___ Material shown ___
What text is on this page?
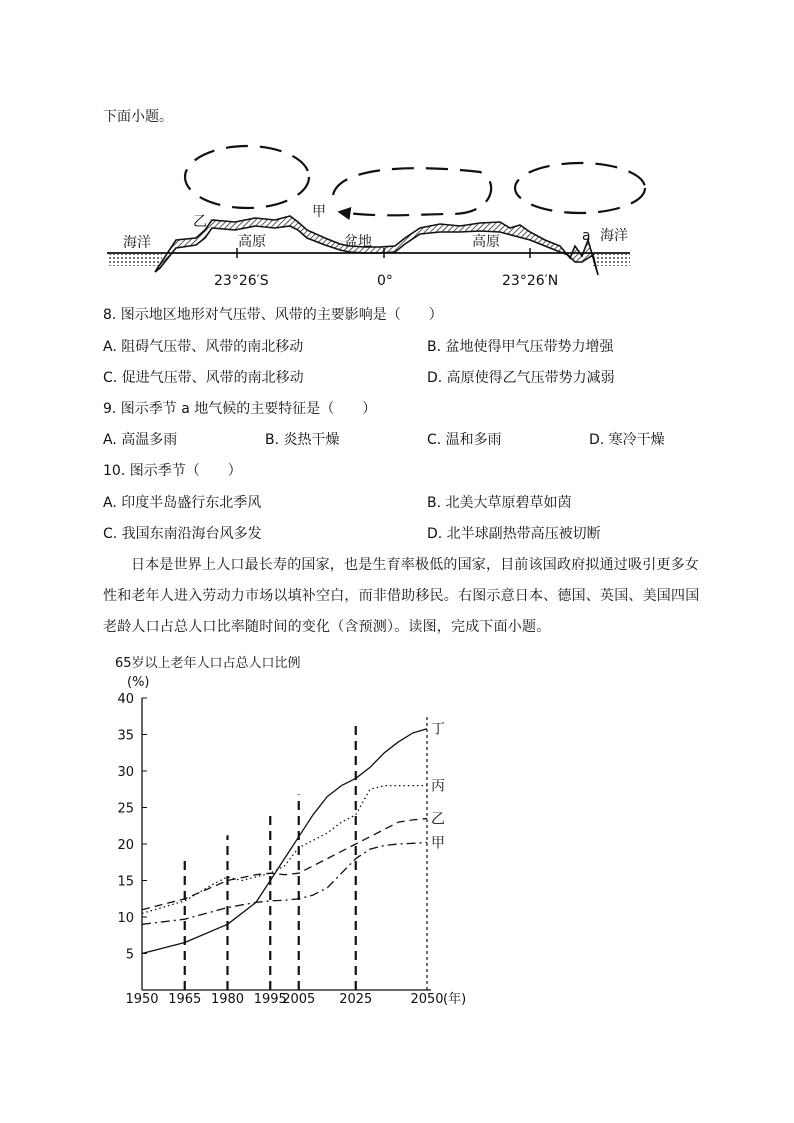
下面小题。
海洋
乙
高原
甲
盆地	高原	a 海洋
23°26′S	0°	23°26′N
8. 图示地区地形对气压带、风带的主要影响是（　　）
A. 阻碍气压带、风带的南北移动	B. 盆地使得甲气压带势力增强
C. 促进气压带、风带的南北移动	D. 高原使得乙气压带势力减弱
9. 图示季节 a 地气候的主要特征是（　　）
A. 高温多雨	B. 炎热干燥	C. 温和多雨	D. 寒冷干燥
10. 图示季节（　　）
A. 印度半岛盛行东北季风	B. 北美大草原碧草如茵
C. 我国东南沿海台风多发	D. 北半球副热带高压被切断
日本是世界上人口最长寿的国家，也是生育率极低的国家，目前该国政府拟通过吸引更多女性和老年人进入劳动力市场以填补空白，而非借助移民。右图示意日本、德国、英国、美国四国老龄人口占总人口比率随时间的变化（含预测）。读图，完成下面小题。
65岁以上老年人口占总人口比例
(%)
(年)
5
10
15
20
25
30
35
40
1950 1965 1980 1995
2005 2025	2050
丁
丙
乙
甲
___
_Problem statement_
Every record gets retyped exactly; no picture goes into the copy.

_Output of the task_
What text is on this page?
下面小题。
海洋
乙
高原
甲
盆地	高原	a 海洋
23°26′S	0°	23°26′N
8. 图示地区地形对气压带、风带的主要影响是（　　）
A. 阻碍气压带、风带的南北移动	B. 盆地使得甲气压带势力增强
C. 促进气压带、风带的南北移动	D. 高原使得乙气压带势力减弱
9. 图示季节 a 地气候的主要特征是（　　）
A. 高温多雨	B. 炎热干燥	C. 温和多雨	D. 寒冷干燥
10. 图示季节（　　）
A. 印度半岛盛行东北季风	B. 北美大草原碧草如茵
C. 我国东南沿海台风多发	D. 北半球副热带高压被切断
日本是世界上人口最长寿的国家，也是生育率极低的国家，目前该国政府拟通过吸引更多女性和老年人进入劳动力市场以填补空白，而非借助移民。右图示意日本、德国、英国、美国四国老龄人口占总人口比率随时间的变化（含预测）。读图，完成下面小题。
65岁以上老年人口占总人口比例
(%)
(年)
5
10
15
20
25
30
35
40
1950 1965 1980 1995
2005 2025	2050
丁
丙
乙
甲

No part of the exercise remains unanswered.